| CHALLENGE |
Copy out all the records, word for word.

| INFORMATION GIVEN |
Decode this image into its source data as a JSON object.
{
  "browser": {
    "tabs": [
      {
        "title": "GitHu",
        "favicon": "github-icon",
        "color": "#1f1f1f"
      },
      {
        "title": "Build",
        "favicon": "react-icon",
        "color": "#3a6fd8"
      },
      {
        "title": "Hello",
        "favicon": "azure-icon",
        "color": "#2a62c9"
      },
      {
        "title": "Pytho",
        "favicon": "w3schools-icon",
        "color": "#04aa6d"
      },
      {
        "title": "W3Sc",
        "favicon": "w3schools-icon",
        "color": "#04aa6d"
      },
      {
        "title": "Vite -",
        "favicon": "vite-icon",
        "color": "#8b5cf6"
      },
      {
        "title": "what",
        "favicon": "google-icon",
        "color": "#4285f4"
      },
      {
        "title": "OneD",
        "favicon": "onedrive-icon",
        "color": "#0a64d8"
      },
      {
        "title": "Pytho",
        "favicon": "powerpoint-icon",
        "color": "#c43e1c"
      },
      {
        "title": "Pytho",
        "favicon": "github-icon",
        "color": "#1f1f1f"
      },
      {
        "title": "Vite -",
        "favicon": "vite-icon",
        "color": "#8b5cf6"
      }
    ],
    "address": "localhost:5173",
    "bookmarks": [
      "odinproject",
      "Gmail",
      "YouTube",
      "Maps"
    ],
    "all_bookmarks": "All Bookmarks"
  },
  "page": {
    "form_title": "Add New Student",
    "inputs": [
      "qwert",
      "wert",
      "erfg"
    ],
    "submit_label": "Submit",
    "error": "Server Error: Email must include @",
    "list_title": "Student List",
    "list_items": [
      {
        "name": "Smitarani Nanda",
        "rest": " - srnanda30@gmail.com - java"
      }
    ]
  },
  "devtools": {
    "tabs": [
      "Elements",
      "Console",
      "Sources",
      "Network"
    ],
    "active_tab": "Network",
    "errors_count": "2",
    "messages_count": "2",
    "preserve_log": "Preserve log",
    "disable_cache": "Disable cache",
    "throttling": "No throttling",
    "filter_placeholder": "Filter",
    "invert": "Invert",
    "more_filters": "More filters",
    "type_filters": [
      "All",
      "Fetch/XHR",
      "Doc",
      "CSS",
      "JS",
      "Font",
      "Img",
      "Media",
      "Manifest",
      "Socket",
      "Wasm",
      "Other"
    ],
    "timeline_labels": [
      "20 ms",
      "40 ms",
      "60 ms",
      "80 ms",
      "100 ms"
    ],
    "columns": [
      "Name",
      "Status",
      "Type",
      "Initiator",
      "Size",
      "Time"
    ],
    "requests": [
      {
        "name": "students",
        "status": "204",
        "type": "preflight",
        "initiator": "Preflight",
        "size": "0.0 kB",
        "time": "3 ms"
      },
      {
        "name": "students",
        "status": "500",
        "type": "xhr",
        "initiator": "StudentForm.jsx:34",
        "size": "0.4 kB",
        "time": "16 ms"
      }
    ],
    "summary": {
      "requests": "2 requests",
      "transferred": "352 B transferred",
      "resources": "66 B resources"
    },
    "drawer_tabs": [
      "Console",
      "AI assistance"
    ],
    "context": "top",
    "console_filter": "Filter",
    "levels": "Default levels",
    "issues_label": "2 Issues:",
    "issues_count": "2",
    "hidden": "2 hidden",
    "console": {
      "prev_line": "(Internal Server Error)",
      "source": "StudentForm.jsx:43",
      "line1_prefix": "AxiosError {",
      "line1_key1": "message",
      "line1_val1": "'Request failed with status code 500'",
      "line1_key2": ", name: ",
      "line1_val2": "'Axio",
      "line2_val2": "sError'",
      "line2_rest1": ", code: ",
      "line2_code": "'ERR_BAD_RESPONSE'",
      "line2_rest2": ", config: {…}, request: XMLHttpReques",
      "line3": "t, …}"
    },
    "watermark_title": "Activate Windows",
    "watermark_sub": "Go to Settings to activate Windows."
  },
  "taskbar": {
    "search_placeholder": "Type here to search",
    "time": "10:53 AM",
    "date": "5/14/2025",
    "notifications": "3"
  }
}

| TASK SOLUTION |
Decode this image into its source data as a JSON object.
{
  "browser": {
    "tabs": [
      {
        "title": "GitHu",
        "favicon": "github-icon",
        "color": "#1f1f1f"
      },
      {
        "title": "Build",
        "favicon": "react-icon",
        "color": "#3a6fd8"
      },
      {
        "title": "Hello",
        "favicon": "azure-icon",
        "color": "#2a62c9"
      },
      {
        "title": "Pytho",
        "favicon": "w3schools-icon",
        "color": "#04aa6d"
      },
      {
        "title": "W3Sc",
        "favicon": "w3schools-icon",
        "color": "#04aa6d"
      },
      {
        "title": "Vite -",
        "favicon": "vite-icon",
        "color": "#8b5cf6"
      },
      {
        "title": "what",
        "favicon": "google-icon",
        "color": "#4285f4"
      },
      {
        "title": "OneD",
        "favicon": "onedrive-icon",
        "color": "#0a64d8"
      },
      {
        "title": "Pytho",
        "favicon": "powerpoint-icon",
        "color": "#c43e1c"
      },
      {
        "title": "Pytho",
        "favicon": "github-icon",
        "color": "#1f1f1f"
      },
      {
        "title": "Vite -",
        "favicon": "vite-icon",
        "color": "#8b5cf6"
      }
    ],
    "address": "localhost:5173",
    "bookmarks": [
      "odinproject",
      "Gmail",
      "YouTube",
      "Maps"
    ],
    "all_bookmarks": "All Bookmarks"
  },
  "page": {
    "form_title": "Add New Student",
    "inputs": [
      "qwert",
      "wert",
      "erfg"
    ],
    "submit_label": "Submit",
    "error": "Server Error: Email must include @",
    "list_title": "Student List",
    "list_items": [
      {
        "name": "Smitarani Nanda",
        "rest": " - srnanda30@gmail.com - java"
      }
    ]
  },
  "devtools": {
    "tabs": [
      "Elements",
      "Console",
      "Sources",
      "Network"
    ],
    "active_tab": "Network",
    "errors_count": "2",
    "messages_count": "2",
    "preserve_log": "Preserve log",
    "disable_cache": "Disable cache",
    "throttling": "No throttling",
    "filter_placeholder": "Filter",
    "invert": "Invert",
    "more_filters": "More filters",
    "type_filters": [
      "All",
      "Fetch/XHR",
      "Doc",
      "CSS",
      "JS",
      "Font",
      "Img",
      "Media",
      "Manifest",
      "Socket",
      "Wasm",
      "Other"
    ],
    "timeline_labels": [
      "20 ms",
      "40 ms",
      "60 ms",
      "80 ms",
      "100 ms"
    ],
    "columns": [
      "Name",
      "Status",
      "Type",
      "Initiator",
      "Size",
      "Time"
    ],
    "requests": [
      {
        "name": "students",
        "status": "204",
        "type": "preflight",
        "initiator": "Preflight",
        "size": "0.0 kB",
        "time": "3 ms"
      },
      {
        "name": "students",
        "status": "500",
        "type": "xhr",
        "initiator": "StudentForm.jsx:34",
        "size": "0.4 kB",
        "time": "16 ms"
      }
    ],
    "summary": {
      "requests": "2 requests",
      "transferred": "352 B transferred",
      "resources": "66 B resources"
    },
    "drawer_tabs": [
      "Console",
      "AI assistance"
    ],
    "context": "top",
    "console_filter": "Filter",
    "levels": "Default levels",
    "issues_label": "2 Issues:",
    "issues_count": "2",
    "hidden": "2 hidden",
    "console": {
      "prev_line": "(Internal Server Error)",
      "source": "StudentForm.jsx:43",
      "line1_prefix": "AxiosError {",
      "line1_key1": "message",
      "line1_val1": "'Request failed with status code 500'",
      "line1_key2": ", name: ",
      "line1_val2": "'Axio",
      "line2_val2": "sError'",
      "line2_rest1": ", code: ",
      "line2_code": "'ERR_BAD_RESPONSE'",
      "line2_rest2": ", config: {…}, request: XMLHttpReques",
      "line3": "t, …}"
    },
    "watermark_title": "Activate Windows",
    "watermark_sub": "Go to Settings to activate Windows."
  },
  "taskbar": {
    "search_placeholder": "Type here to search",
    "time": "10:53 AM",
    "date": "5/14/2025",
    "notifications": "3"
  }
}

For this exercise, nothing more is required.